*WHAT YOU ARE ASKED TO DO*: Give the data again, word for word.

================================

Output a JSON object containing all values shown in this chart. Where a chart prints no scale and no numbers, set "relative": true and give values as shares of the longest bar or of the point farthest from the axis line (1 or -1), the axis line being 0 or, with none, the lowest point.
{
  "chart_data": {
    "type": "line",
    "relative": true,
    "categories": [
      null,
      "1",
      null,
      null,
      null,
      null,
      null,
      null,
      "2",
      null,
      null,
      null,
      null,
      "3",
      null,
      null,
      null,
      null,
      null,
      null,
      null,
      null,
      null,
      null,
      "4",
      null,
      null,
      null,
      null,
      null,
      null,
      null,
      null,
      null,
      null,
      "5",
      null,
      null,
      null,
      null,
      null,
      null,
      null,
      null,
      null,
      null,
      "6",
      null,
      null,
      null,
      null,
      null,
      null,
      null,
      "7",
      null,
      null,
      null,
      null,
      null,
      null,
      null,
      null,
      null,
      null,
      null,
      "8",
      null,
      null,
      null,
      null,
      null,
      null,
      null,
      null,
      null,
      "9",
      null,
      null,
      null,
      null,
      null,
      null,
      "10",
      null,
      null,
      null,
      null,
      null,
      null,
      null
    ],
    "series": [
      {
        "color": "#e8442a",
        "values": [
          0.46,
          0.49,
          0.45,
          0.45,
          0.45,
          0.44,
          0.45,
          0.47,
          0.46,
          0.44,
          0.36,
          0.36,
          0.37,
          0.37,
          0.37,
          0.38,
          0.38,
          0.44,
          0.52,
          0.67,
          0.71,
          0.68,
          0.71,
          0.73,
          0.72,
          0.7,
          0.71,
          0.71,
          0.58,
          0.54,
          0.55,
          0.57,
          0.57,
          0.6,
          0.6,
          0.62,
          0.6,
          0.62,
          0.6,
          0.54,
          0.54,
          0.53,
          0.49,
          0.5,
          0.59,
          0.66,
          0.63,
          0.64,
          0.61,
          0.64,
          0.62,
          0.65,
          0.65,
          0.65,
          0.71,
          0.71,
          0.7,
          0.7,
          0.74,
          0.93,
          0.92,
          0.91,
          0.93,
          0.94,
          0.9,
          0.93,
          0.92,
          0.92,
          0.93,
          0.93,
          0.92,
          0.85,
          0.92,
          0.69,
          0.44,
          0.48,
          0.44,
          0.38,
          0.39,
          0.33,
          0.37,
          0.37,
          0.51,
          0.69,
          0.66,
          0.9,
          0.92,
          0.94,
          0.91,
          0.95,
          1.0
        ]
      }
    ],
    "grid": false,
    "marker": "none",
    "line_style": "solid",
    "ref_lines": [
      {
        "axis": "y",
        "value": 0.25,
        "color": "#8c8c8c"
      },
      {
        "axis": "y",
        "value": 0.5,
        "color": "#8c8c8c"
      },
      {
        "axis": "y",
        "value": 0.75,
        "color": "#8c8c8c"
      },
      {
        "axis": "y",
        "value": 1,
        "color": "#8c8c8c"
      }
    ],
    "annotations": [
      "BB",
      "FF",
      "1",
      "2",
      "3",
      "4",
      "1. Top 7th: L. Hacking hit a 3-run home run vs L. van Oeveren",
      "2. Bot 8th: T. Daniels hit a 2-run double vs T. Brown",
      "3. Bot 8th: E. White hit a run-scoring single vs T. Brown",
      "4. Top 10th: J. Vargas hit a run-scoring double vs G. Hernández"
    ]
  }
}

================================

*IN RESPONSE*:
Output a JSON object containing all values shown in this chart. Where a chart prints no scale and no numbers, set "relative": true and give values as shares of the longest bar or of the point farthest from the axis line (1 or -1), the axis line being 0 or, with none, the lowest point.
{
  "chart_data": {
    "type": "line",
    "relative": true,
    "categories": [
      null,
      "1",
      null,
      null,
      null,
      null,
      null,
      null,
      "2",
      null,
      null,
      null,
      null,
      "3",
      null,
      null,
      null,
      null,
      null,
      null,
      null,
      null,
      null,
      null,
      "4",
      null,
      null,
      null,
      null,
      null,
      null,
      null,
      null,
      null,
      null,
      "5",
      null,
      null,
      null,
      null,
      null,
      null,
      null,
      null,
      null,
      null,
      "6",
      null,
      null,
      null,
      null,
      null,
      null,
      null,
      "7",
      null,
      null,
      null,
      null,
      null,
      null,
      null,
      null,
      null,
      null,
      null,
      "8",
      null,
      null,
      null,
      null,
      null,
      null,
      null,
      null,
      null,
      "9",
      null,
      null,
      null,
      null,
      null,
      null,
      "10",
      null,
      null,
      null,
      null,
      null,
      null,
      null
    ],
    "series": [
      {
        "color": "#e8442a",
        "values": [
          0.46,
          0.49,
          0.45,
          0.45,
          0.45,
          0.44,
          0.45,
          0.47,
          0.46,
          0.44,
          0.36,
          0.36,
          0.37,
          0.37,
          0.37,
          0.38,
          0.38,
          0.44,
          0.52,
          0.67,
          0.71,
          0.68,
          0.71,
          0.73,
          0.72,
          0.7,
          0.71,
          0.71,
          0.58,
          0.54,
          0.55,
          0.57,
          0.57,
          0.6,
          0.6,
          0.62,
          0.6,
          0.62,
          0.6,
          0.54,
          0.54,
          0.53,
          0.49,
          0.5,
          0.59,
          0.66,
          0.63,
          0.64,
          0.61,
          0.64,
          0.62,
          0.65,
          0.65,
          0.65,
          0.71,
          0.71,
          0.7,
          0.7,
          0.74,
          0.93,
          0.92,
          0.91,
          0.93,
          0.94,
          0.9,
          0.93,
          0.92,
          0.92,
          0.93,
          0.93,
          0.92,
          0.85,
          0.92,
          0.69,
          0.44,
          0.48,
          0.44,
          0.38,
          0.39,
          0.33,
          0.37,
          0.37,
          0.51,
          0.69,
          0.66,
          0.9,
          0.92,
          0.94,
          0.91,
          0.95,
          1.0
        ]
      }
    ],
    "grid": false,
    "marker": "none",
    "line_style": "solid",
    "ref_lines": [
      {
        "axis": "y",
        "value": 0.25,
        "color": "#8c8c8c"
      },
      {
        "axis": "y",
        "value": 0.5,
        "color": "#8c8c8c"
      },
      {
        "axis": "y",
        "value": 0.75,
        "color": "#8c8c8c"
      },
      {
        "axis": "y",
        "value": 1,
        "color": "#8c8c8c"
      }
    ],
    "annotations": [
      "BB",
      "FF",
      "1",
      "2",
      "3",
      "4",
      "1. Top 7th: L. Hacking hit a 3-run home run vs L. van Oeveren",
      "2. Bot 8th: T. Daniels hit a 2-run double vs T. Brown",
      "3. Bot 8th: E. White hit a run-scoring single vs T. Brown",
      "4. Top 10th: J. Vargas hit a run-scoring double vs G. Hernández"
    ]
  }
}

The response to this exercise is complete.